## Directions for this task
What is the number of lines in the data holding the word "一般资料"? Give that number by itself.

Recorded data

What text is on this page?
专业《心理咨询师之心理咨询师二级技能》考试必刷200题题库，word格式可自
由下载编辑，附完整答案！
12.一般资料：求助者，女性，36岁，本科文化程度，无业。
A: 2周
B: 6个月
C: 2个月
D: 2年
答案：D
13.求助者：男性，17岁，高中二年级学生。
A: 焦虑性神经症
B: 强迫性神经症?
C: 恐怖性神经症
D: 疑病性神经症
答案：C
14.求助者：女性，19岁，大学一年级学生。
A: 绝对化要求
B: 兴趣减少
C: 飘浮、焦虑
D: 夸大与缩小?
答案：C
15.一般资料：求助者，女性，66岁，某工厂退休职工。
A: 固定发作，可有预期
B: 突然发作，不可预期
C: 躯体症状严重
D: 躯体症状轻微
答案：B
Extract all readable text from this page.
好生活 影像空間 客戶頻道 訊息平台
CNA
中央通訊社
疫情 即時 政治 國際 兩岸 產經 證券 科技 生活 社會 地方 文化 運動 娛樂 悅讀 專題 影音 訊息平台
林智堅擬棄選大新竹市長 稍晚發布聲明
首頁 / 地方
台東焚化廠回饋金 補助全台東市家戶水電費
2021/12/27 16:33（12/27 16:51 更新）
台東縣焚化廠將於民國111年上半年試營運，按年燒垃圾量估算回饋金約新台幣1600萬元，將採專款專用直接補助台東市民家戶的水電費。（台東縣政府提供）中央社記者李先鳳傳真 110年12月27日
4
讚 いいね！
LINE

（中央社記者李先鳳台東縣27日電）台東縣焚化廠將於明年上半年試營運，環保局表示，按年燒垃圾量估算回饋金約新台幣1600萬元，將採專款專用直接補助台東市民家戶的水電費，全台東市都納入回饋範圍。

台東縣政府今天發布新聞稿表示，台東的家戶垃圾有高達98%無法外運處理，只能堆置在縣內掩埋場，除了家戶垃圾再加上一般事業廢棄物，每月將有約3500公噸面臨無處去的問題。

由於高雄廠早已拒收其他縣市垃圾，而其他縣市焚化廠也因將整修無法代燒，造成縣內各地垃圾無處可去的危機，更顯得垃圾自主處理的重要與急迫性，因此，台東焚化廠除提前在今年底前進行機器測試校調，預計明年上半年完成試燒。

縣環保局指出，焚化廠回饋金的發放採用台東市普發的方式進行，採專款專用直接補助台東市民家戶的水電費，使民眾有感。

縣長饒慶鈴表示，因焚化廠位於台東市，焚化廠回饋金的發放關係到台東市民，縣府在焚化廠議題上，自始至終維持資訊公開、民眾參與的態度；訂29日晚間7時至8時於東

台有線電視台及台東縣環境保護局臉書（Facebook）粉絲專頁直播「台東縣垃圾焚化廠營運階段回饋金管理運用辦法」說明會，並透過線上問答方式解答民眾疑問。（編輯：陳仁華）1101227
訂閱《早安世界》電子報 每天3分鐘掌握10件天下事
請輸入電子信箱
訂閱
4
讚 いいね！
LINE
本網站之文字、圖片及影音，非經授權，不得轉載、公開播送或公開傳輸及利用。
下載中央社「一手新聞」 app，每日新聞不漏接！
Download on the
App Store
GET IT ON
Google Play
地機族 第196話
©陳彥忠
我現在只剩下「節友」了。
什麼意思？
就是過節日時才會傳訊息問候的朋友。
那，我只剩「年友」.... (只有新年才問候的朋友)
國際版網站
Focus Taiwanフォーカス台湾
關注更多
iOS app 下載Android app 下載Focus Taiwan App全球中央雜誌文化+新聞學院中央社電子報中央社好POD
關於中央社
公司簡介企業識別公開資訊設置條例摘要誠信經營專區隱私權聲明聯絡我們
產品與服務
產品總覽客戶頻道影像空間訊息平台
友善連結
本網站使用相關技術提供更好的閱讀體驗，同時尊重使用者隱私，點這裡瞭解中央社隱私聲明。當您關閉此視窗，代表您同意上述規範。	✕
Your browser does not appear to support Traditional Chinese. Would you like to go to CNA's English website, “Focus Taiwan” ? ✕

## Solution
2